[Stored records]
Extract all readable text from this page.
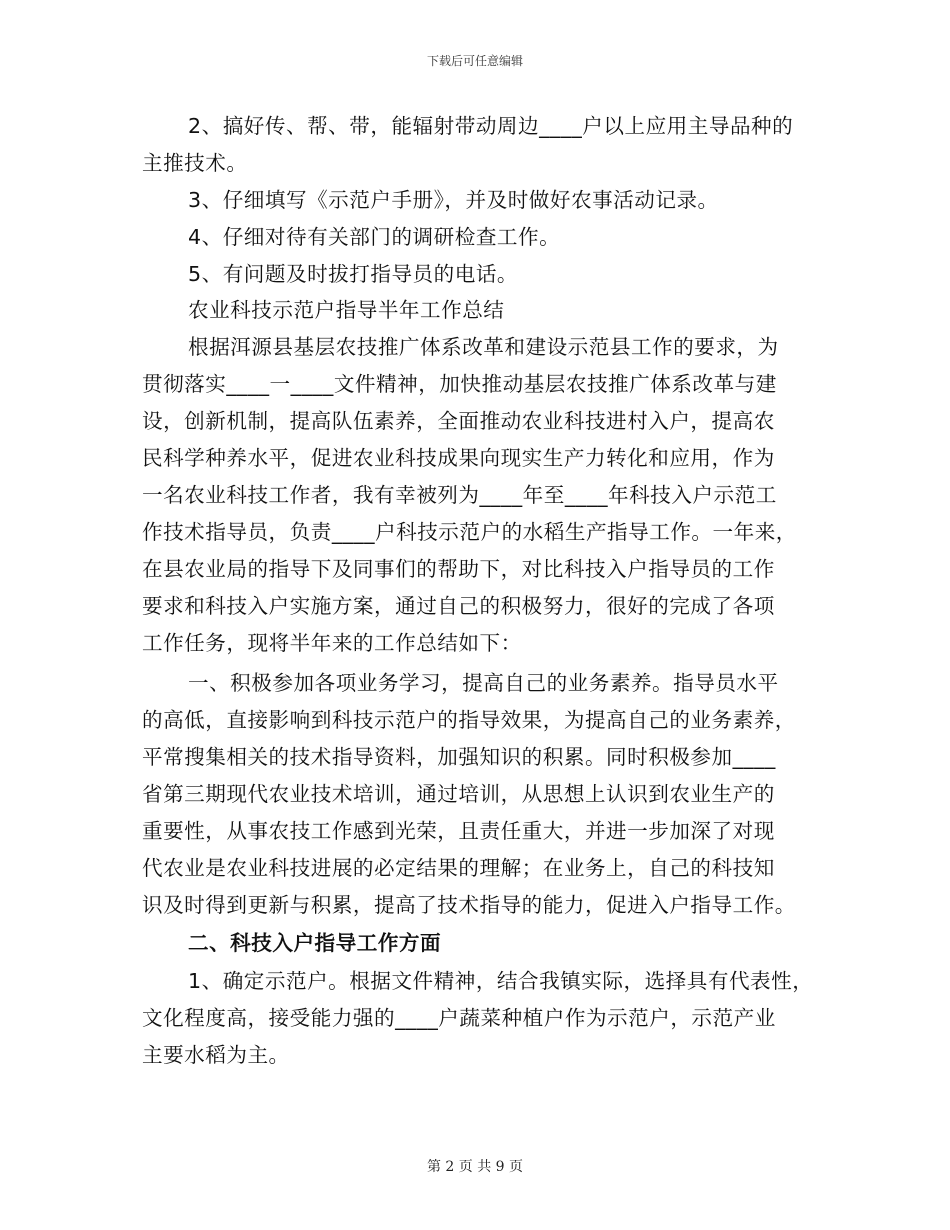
下载后可任意编辑
2、搞好传、帮、带，能辐射带动周边____户以上应用主导品种的
主推技术。
3、仔细填写《示范户手册》，并及时做好农事活动记录。
4、仔细对待有关部门的调研检查工作。
5、有问题及时拔打指导员的电话。
农业科技示范户指导半年工作总结
根据洱源县基层农技推广体系改革和建设示范县工作的要求，为
贯彻落实____一____文件精神，加快推动基层农技推广体系改革与建
设，创新机制，提高队伍素养，全面推动农业科技进村入户，提高农
民科学种养水平，促进农业科技成果向现实生产力转化和应用，作为
一名农业科技工作者，我有幸被列为____年至____年科技入户示范工
作技术指导员，负责____户科技示范户的水稻生产指导工作。一年来，
在县农业局的指导下及同事们的帮助下，对比科技入户指导员的工作
要求和科技入户实施方案，通过自己的积极努力，很好的完成了各项
工作任务，现将半年来的工作总结如下：
一、积极参加各项业务学习，提高自己的业务素养。指导员水平
的高低，直接影响到科技示范户的指导效果，为提高自己的业务素养，
平常搜集相关的技术指导资料，加强知识的积累。同时积极参加____
省第三期现代农业技术培训，通过培训，从思想上认识到农业生产的
重要性，从事农技工作感到光荣，且责任重大，并进一步加深了对现
代农业是农业科技进展的必定结果的理解；在业务上，自己的科技知
识及时得到更新与积累，提高了技术指导的能力，促进入户指导工作。
二、科技入户指导工作方面
1、确定示范户。根据文件精神，结合我镇实际，选择具有代表性，
文化程度高，接受能力强的____户蔬菜种植户作为示范户，示范产业
主要水稻为主。
第 2 页 共 9 页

> Exercise task
From the listing above, print every entry precisely and drop the pictures.

> Task response
Extract all readable text from this page.
下载后可任意编辑
2、搞好传、帮、带，能辐射带动周边____户以上应用主导品种的
主推技术。
3、仔细填写《示范户手册》，并及时做好农事活动记录。
4、仔细对待有关部门的调研检查工作。
5、有问题及时拔打指导员的电话。
农业科技示范户指导半年工作总结
根据洱源县基层农技推广体系改革和建设示范县工作的要求，为
贯彻落实____一____文件精神，加快推动基层农技推广体系改革与建
设，创新机制，提高队伍素养，全面推动农业科技进村入户，提高农
民科学种养水平，促进农业科技成果向现实生产力转化和应用，作为
一名农业科技工作者，我有幸被列为____年至____年科技入户示范工
作技术指导员，负责____户科技示范户的水稻生产指导工作。一年来，
在县农业局的指导下及同事们的帮助下，对比科技入户指导员的工作
要求和科技入户实施方案，通过自己的积极努力，很好的完成了各项
工作任务，现将半年来的工作总结如下：
一、积极参加各项业务学习，提高自己的业务素养。指导员水平
的高低，直接影响到科技示范户的指导效果，为提高自己的业务素养，
平常搜集相关的技术指导资料，加强知识的积累。同时积极参加____
省第三期现代农业技术培训，通过培训，从思想上认识到农业生产的
重要性，从事农技工作感到光荣，且责任重大，并进一步加深了对现
代农业是农业科技进展的必定结果的理解；在业务上，自己的科技知
识及时得到更新与积累，提高了技术指导的能力，促进入户指导工作。
二、科技入户指导工作方面
1、确定示范户。根据文件精神，结合我镇实际，选择具有代表性，
文化程度高，接受能力强的____户蔬菜种植户作为示范户，示范产业
主要水稻为主。
第 2 页 共 9 页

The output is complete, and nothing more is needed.